# Short problem
Set down the whole listing verbatim.

# Raw data
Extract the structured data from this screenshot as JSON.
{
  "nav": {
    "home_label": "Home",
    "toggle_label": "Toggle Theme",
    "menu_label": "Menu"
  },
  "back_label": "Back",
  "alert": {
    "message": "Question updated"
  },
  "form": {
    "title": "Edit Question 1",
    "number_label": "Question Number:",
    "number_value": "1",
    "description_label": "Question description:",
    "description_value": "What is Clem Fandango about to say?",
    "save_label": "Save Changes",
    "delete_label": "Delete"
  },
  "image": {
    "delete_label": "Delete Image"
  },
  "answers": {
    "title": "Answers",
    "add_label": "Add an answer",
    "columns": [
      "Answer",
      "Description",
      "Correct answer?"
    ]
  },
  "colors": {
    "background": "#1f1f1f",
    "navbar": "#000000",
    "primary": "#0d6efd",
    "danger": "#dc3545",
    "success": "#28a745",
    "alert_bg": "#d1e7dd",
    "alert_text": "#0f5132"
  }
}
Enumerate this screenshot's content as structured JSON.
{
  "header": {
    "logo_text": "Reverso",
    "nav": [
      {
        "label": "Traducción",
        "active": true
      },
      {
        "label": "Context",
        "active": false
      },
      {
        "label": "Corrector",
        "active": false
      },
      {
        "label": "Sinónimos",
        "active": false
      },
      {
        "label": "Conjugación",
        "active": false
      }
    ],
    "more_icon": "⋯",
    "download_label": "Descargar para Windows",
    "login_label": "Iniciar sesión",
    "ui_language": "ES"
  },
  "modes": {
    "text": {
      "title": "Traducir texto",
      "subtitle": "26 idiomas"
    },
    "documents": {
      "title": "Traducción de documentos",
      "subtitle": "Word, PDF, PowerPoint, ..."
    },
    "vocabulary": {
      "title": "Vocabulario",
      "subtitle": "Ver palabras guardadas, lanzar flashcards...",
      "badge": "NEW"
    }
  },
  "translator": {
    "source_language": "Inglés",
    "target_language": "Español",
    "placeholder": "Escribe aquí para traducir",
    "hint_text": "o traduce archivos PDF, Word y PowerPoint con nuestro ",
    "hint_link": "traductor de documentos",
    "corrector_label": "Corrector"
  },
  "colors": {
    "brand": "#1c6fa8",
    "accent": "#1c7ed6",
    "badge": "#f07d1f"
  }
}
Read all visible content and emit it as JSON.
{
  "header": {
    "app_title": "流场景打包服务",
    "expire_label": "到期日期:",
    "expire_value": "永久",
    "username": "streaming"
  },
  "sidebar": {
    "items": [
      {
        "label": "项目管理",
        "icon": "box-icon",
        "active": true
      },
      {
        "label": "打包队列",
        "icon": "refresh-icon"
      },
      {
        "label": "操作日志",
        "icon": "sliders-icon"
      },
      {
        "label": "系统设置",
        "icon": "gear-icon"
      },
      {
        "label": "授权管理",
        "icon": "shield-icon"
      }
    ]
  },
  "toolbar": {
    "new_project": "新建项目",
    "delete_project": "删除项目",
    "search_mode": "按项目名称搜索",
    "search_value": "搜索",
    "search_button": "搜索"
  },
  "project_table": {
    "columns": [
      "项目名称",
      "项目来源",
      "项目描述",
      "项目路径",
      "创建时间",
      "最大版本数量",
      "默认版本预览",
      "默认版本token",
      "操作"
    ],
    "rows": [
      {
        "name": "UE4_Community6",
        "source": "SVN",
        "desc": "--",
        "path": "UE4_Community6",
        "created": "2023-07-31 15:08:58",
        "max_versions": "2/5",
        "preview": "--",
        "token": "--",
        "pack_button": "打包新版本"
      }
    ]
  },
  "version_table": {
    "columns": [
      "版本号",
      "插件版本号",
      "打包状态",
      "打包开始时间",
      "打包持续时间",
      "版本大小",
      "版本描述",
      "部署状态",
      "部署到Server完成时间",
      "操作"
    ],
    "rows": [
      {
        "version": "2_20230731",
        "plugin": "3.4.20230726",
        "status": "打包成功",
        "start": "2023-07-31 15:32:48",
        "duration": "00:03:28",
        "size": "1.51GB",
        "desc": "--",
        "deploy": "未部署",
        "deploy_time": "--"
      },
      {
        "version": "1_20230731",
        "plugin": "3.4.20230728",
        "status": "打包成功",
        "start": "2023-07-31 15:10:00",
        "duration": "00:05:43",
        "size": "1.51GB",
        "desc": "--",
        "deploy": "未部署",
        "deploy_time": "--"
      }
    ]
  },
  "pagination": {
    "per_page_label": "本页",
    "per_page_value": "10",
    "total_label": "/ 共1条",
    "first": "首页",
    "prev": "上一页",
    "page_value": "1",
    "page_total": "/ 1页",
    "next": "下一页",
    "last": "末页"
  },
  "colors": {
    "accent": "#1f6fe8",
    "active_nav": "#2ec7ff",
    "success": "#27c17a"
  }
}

# Result of the task
Extract the structured data from this screenshot as JSON.
{
  "nav": {
    "home_label": "Home",
    "toggle_label": "Toggle Theme",
    "menu_label": "Menu"
  },
  "back_label": "Back",
  "alert": {
    "message": "Question updated"
  },
  "form": {
    "title": "Edit Question 1",
    "number_label": "Question Number:",
    "number_value": "1",
    "description_label": "Question description:",
    "description_value": "What is Clem Fandango about to say?",
    "save_label": "Save Changes",
    "delete_label": "Delete"
  },
  "image": {
    "delete_label": "Delete Image"
  },
  "answers": {
    "title": "Answers",
    "add_label": "Add an answer",
    "columns": [
      "Answer",
      "Description",
      "Correct answer?"
    ]
  },
  "colors": {
    "background": "#1f1f1f",
    "navbar": "#000000",
    "primary": "#0d6efd",
    "danger": "#dc3545",
    "success": "#28a745",
    "alert_bg": "#d1e7dd",
    "alert_text": "#0f5132"
  }
}
Enumerate this screenshot's content as structured JSON.
{
  "header": {
    "logo_text": "Reverso",
    "nav": [
      {
        "label": "Traducción",
        "active": true
      },
      {
        "label": "Context",
        "active": false
      },
      {
        "label": "Corrector",
        "active": false
      },
      {
        "label": "Sinónimos",
        "active": false
      },
      {
        "label": "Conjugación",
        "active": false
      }
    ],
    "more_icon": "⋯",
    "download_label": "Descargar para Windows",
    "login_label": "Iniciar sesión",
    "ui_language": "ES"
  },
  "modes": {
    "text": {
      "title": "Traducir texto",
      "subtitle": "26 idiomas"
    },
    "documents": {
      "title": "Traducción de documentos",
      "subtitle": "Word, PDF, PowerPoint, ..."
    },
    "vocabulary": {
      "title": "Vocabulario",
      "subtitle": "Ver palabras guardadas, lanzar flashcards...",
      "badge": "NEW"
    }
  },
  "translator": {
    "source_language": "Inglés",
    "target_language": "Español",
    "placeholder": "Escribe aquí para traducir",
    "hint_text": "o traduce archivos PDF, Word y PowerPoint con nuestro ",
    "hint_link": "traductor de documentos",
    "corrector_label": "Corrector"
  },
  "colors": {
    "brand": "#1c6fa8",
    "accent": "#1c7ed6",
    "badge": "#f07d1f"
  }
}
Read all visible content and emit it as JSON.
{
  "header": {
    "app_title": "流场景打包服务",
    "expire_label": "到期日期:",
    "expire_value": "永久",
    "username": "streaming"
  },
  "sidebar": {
    "items": [
      {
        "label": "项目管理",
        "icon": "box-icon",
        "active": true
      },
      {
        "label": "打包队列",
        "icon": "refresh-icon"
      },
      {
        "label": "操作日志",
        "icon": "sliders-icon"
      },
      {
        "label": "系统设置",
        "icon": "gear-icon"
      },
      {
        "label": "授权管理",
        "icon": "shield-icon"
      }
    ]
  },
  "toolbar": {
    "new_project": "新建项目",
    "delete_project": "删除项目",
    "search_mode": "按项目名称搜索",
    "search_value": "搜索",
    "search_button": "搜索"
  },
  "project_table": {
    "columns": [
      "项目名称",
      "项目来源",
      "项目描述",
      "项目路径",
      "创建时间",
      "最大版本数量",
      "默认版本预览",
      "默认版本token",
      "操作"
    ],
    "rows": [
      {
        "name": "UE4_Community6",
        "source": "SVN",
        "desc": "--",
        "path": "UE4_Community6",
        "created": "2023-07-31 15:08:58",
        "max_versions": "2/5",
        "preview": "--",
        "token": "--",
        "pack_button": "打包新版本"
      }
    ]
  },
  "version_table": {
    "columns": [
      "版本号",
      "插件版本号",
      "打包状态",
      "打包开始时间",
      "打包持续时间",
      "版本大小",
      "版本描述",
      "部署状态",
      "部署到Server完成时间",
      "操作"
    ],
    "rows": [
      {
        "version": "2_20230731",
        "plugin": "3.4.20230726",
        "status": "打包成功",
        "start": "2023-07-31 15:32:48",
        "duration": "00:03:28",
        "size": "1.51GB",
        "desc": "--",
        "deploy": "未部署",
        "deploy_time": "--"
      },
      {
        "version": "1_20230731",
        "plugin": "3.4.20230728",
        "status": "打包成功",
        "start": "2023-07-31 15:10:00",
        "duration": "00:05:43",
        "size": "1.51GB",
        "desc": "--",
        "deploy": "未部署",
        "deploy_time": "--"
      }
    ]
  },
  "pagination": {
    "per_page_label": "本页",
    "per_page_value": "10",
    "total_label": "/ 共1条",
    "first": "首页",
    "prev": "上一页",
    "page_value": "1",
    "page_total": "/ 1页",
    "next": "下一页",
    "last": "末页"
  },
  "colors": {
    "accent": "#1f6fe8",
    "active_nav": "#2ec7ff",
    "success": "#27c17a"
  }
}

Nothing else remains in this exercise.